--- RECORD EXTRACTS ---

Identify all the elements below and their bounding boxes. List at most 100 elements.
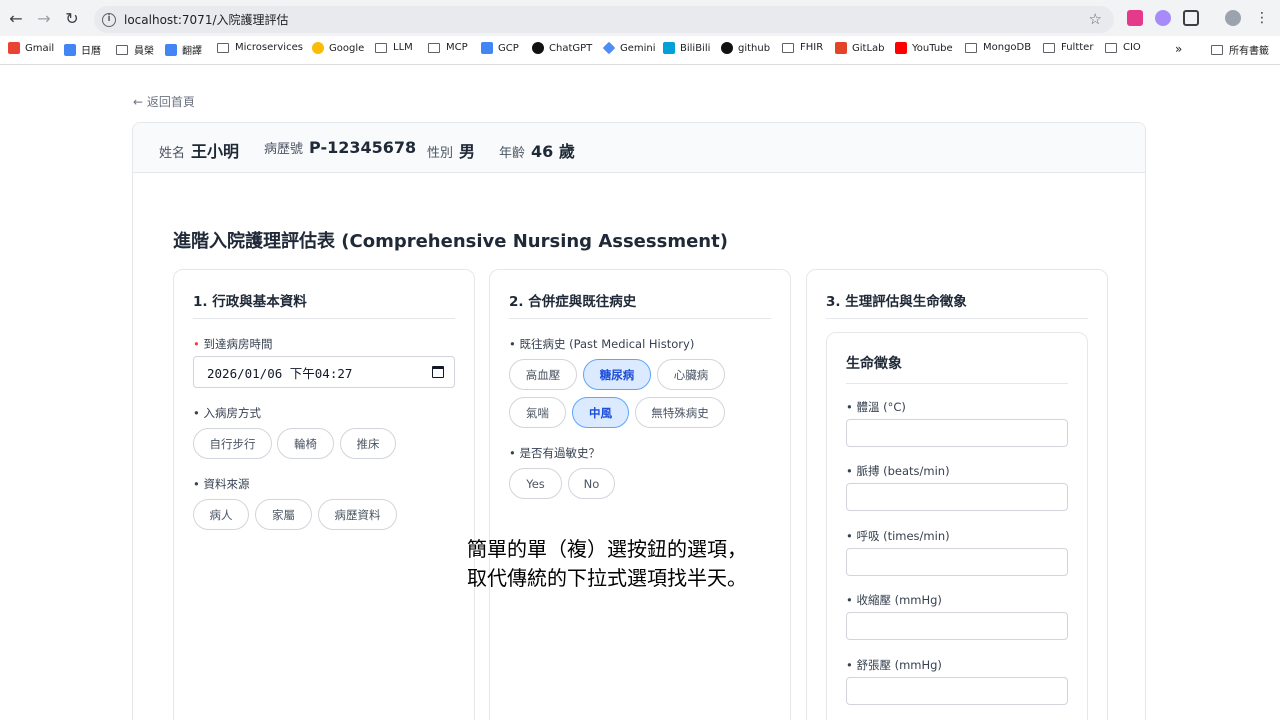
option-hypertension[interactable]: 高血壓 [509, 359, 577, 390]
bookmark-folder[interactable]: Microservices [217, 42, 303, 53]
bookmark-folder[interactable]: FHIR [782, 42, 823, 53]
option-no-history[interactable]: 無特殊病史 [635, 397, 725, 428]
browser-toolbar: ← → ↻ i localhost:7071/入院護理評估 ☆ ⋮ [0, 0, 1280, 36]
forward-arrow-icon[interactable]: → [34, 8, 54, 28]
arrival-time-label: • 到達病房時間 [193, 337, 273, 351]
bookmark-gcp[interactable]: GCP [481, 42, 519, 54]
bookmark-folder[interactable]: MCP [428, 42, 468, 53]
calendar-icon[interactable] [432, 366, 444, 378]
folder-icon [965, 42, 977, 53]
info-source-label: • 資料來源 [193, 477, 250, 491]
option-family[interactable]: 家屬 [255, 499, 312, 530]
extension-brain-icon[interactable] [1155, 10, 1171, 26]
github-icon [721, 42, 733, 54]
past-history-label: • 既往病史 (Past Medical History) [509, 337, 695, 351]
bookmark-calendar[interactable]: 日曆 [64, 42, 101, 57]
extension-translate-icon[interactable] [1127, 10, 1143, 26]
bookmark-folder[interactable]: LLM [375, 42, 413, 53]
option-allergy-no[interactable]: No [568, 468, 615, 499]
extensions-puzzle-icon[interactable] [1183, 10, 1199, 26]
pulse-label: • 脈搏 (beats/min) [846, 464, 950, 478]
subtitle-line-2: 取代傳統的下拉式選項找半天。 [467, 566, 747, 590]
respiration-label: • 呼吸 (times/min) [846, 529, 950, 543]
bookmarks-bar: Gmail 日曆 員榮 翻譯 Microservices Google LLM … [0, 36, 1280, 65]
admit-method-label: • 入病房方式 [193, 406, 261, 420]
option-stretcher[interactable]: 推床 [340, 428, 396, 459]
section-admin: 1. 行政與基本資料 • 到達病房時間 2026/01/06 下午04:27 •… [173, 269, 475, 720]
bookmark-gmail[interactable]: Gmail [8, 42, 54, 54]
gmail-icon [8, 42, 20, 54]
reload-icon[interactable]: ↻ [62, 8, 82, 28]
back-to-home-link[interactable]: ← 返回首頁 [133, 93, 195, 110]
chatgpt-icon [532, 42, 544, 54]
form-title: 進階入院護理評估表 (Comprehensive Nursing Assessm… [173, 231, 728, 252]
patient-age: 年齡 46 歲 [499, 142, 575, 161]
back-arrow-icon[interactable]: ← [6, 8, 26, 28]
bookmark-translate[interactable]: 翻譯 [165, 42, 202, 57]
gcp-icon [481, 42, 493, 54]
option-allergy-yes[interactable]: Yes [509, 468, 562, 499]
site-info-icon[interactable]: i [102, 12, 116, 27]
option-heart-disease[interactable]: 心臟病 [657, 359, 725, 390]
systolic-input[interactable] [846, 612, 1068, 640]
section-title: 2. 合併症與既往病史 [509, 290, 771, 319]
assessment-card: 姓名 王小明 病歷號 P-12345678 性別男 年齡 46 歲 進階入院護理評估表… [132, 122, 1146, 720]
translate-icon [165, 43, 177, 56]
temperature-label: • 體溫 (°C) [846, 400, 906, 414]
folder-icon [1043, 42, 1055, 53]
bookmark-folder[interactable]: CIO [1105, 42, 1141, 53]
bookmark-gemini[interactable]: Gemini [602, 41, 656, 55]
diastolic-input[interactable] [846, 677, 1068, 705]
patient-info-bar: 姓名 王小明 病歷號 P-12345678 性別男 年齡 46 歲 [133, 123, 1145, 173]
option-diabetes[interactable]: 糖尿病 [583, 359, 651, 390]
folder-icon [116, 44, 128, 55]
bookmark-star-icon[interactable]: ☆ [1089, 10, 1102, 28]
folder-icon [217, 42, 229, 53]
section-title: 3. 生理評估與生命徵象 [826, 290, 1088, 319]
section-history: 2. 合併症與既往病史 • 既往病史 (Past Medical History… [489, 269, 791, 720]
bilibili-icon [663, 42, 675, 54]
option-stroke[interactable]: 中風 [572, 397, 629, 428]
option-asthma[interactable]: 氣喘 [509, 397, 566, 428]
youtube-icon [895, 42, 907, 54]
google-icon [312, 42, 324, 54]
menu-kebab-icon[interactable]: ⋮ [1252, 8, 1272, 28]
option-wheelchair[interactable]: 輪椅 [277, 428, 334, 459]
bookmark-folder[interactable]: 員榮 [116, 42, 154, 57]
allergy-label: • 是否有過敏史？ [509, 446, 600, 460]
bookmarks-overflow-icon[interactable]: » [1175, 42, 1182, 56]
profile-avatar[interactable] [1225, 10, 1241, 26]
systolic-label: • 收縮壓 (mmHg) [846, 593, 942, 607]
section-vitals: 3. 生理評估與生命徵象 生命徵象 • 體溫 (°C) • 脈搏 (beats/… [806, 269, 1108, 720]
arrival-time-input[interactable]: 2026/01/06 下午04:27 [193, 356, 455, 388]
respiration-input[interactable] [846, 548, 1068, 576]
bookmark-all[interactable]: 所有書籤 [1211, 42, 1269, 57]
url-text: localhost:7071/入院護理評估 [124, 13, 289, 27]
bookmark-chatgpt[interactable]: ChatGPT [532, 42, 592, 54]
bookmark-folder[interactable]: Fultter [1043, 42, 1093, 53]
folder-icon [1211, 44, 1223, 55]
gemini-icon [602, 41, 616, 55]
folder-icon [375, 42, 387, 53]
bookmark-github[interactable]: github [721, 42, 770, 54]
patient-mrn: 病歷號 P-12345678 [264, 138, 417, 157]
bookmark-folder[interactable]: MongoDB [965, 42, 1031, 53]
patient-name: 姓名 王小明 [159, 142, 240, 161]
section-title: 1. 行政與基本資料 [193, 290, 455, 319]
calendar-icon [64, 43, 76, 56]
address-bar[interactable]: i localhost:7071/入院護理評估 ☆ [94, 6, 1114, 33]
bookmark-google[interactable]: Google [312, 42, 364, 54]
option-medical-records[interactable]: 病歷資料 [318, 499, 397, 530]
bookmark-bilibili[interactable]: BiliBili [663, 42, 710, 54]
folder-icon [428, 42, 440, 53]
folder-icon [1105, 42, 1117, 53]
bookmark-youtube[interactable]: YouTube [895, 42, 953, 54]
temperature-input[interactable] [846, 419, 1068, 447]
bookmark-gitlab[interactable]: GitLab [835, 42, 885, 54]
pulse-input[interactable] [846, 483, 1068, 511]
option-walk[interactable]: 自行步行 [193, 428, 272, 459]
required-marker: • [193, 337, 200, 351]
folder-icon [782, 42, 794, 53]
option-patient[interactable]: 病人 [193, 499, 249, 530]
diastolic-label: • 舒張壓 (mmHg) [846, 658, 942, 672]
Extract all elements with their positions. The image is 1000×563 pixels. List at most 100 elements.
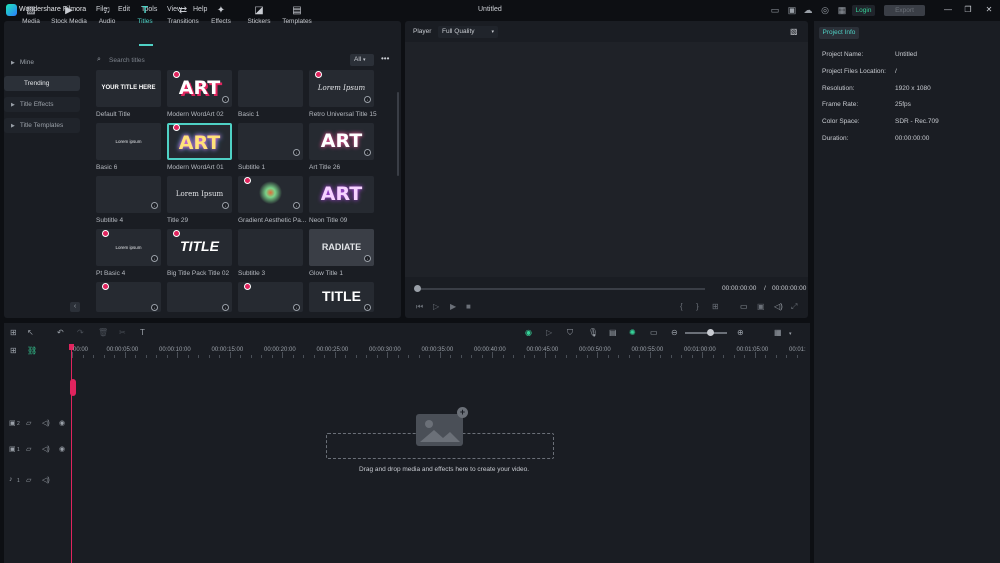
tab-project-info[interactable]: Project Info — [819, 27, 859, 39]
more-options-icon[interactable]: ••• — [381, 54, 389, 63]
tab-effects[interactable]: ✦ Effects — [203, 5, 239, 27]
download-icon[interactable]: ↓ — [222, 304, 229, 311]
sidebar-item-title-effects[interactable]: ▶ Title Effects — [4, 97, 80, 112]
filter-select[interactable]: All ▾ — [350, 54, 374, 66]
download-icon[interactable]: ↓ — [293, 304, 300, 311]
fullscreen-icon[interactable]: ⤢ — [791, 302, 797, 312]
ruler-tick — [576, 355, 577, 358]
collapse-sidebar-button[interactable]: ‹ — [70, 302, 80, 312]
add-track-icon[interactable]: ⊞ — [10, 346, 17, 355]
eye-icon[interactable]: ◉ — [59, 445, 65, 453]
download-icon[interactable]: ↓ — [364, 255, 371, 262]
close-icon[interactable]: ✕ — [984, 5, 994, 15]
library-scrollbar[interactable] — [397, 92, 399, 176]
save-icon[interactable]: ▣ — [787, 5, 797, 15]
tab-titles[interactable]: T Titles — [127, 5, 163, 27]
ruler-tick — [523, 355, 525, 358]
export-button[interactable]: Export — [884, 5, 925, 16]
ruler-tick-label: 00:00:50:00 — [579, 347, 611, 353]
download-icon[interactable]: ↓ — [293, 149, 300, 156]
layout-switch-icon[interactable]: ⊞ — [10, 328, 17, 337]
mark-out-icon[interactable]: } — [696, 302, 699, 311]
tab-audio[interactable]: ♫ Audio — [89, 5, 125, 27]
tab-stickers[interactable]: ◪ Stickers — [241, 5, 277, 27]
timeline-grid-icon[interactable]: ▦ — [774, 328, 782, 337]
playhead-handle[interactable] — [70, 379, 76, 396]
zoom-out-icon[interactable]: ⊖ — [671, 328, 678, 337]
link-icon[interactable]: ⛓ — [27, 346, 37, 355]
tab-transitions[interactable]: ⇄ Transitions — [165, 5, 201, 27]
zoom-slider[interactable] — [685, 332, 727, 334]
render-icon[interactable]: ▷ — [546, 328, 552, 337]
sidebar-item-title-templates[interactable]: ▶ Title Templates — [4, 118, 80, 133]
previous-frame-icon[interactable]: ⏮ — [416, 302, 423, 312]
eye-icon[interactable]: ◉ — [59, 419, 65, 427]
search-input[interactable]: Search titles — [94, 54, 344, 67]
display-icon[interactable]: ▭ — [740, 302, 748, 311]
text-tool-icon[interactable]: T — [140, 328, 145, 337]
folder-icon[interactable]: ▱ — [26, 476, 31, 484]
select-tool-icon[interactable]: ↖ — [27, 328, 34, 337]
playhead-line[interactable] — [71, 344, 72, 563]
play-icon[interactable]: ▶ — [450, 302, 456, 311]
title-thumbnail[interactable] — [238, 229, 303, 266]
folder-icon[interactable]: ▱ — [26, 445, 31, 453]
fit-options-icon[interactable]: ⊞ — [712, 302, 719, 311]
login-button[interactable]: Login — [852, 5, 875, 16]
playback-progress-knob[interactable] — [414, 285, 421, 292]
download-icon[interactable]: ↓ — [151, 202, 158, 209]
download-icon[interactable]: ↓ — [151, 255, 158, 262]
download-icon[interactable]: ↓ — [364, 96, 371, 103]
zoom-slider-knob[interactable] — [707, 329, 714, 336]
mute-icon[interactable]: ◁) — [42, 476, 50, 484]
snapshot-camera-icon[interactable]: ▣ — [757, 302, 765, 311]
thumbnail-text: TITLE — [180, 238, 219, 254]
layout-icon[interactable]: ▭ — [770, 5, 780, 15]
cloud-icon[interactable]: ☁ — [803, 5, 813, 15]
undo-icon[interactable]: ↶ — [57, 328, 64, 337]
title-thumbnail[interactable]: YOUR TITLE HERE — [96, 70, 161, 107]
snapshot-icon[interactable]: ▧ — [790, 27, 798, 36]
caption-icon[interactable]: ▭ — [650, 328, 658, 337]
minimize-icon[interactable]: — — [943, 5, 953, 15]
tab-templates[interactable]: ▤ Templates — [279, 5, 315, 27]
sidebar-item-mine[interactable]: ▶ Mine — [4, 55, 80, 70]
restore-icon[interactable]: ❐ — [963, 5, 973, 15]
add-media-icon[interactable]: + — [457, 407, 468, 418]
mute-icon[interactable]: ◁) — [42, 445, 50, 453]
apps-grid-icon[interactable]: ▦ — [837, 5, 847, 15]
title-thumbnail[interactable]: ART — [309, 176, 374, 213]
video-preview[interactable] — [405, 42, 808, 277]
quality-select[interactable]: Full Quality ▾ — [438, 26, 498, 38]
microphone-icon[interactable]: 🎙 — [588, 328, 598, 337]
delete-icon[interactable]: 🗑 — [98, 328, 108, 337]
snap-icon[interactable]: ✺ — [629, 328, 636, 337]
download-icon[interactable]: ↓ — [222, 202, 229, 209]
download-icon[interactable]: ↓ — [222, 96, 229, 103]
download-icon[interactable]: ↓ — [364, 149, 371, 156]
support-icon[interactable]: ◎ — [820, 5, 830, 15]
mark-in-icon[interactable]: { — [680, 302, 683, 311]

---

• _WHAT IS EXPECTED_:
Repeat the lines from the line with "tab-project-info[interactable]: Project Info" to the line with "folder-icon[interactable]: ▱ — [26, 476, 31, 484]", swapping every "download-icon" for "download-button" and changing nothing else.

• _SOLUTION_:
tab-project-info[interactable]: Project Info — [819, 27, 859, 39]
more-options-icon[interactable]: ••• — [381, 54, 389, 63]
tab-effects[interactable]: ✦ Effects — [203, 5, 239, 27]
download-button[interactable]: ↓ — [222, 304, 229, 311]
sidebar-item-title-effects[interactable]: ▶ Title Effects — [4, 97, 80, 112]
filter-select[interactable]: All ▾ — [350, 54, 374, 66]
download-button[interactable]: ↓ — [293, 304, 300, 311]
fullscreen-icon[interactable]: ⤢ — [791, 302, 797, 312]
ruler-tick — [576, 355, 577, 358]
collapse-sidebar-button[interactable]: ‹ — [70, 302, 80, 312]
add-track-icon[interactable]: ⊞ — [10, 346, 17, 355]
eye-icon[interactable]: ◉ — [59, 445, 65, 453]
download-button[interactable]: ↓ — [364, 255, 371, 262]
close-icon[interactable]: ✕ — [984, 5, 994, 15]
library-scrollbar[interactable] — [397, 92, 399, 176]
save-icon[interactable]: ▣ — [787, 5, 797, 15]
tab-titles[interactable]: T Titles — [127, 5, 163, 27]
ruler-tick — [523, 355, 525, 358]
export-button[interactable]: Export — [884, 5, 925, 16]
ruler-tick-label: 00:00:50:00 — [579, 347, 611, 353]
download-button[interactable]: ↓ — [293, 149, 300, 156]
layout-switch-icon[interactable]: ⊞ — [10, 328, 17, 337]
mark-out-icon[interactable]: } — [696, 302, 699, 311]
tab-audio[interactable]: ♫ Audio — [89, 5, 125, 27]
tab-stickers[interactable]: ◪ Stickers — [241, 5, 277, 27]
timeline-grid-icon[interactable]: ▦ — [774, 328, 782, 337]
playhead-handle[interactable] — [70, 379, 76, 396]
zoom-out-icon[interactable]: ⊖ — [671, 328, 678, 337]
link-icon[interactable]: ⛓ — [27, 346, 37, 355]
tab-transitions[interactable]: ⇄ Transitions — [165, 5, 201, 27]
zoom-slider[interactable] — [685, 332, 727, 334]
render-icon[interactable]: ▷ — [546, 328, 552, 337]
sidebar-item-title-templates[interactable]: ▶ Title Templates — [4, 118, 80, 133]
previous-frame-icon[interactable]: ⏮ — [416, 302, 423, 312]
eye-icon[interactable]: ◉ — [59, 419, 65, 427]
search-input[interactable]: Search titles — [94, 54, 344, 67]
display-icon[interactable]: ▭ — [740, 302, 748, 311]
text-tool-icon[interactable]: T — [140, 328, 145, 337]
folder-icon[interactable]: ▱ — [26, 476, 31, 484]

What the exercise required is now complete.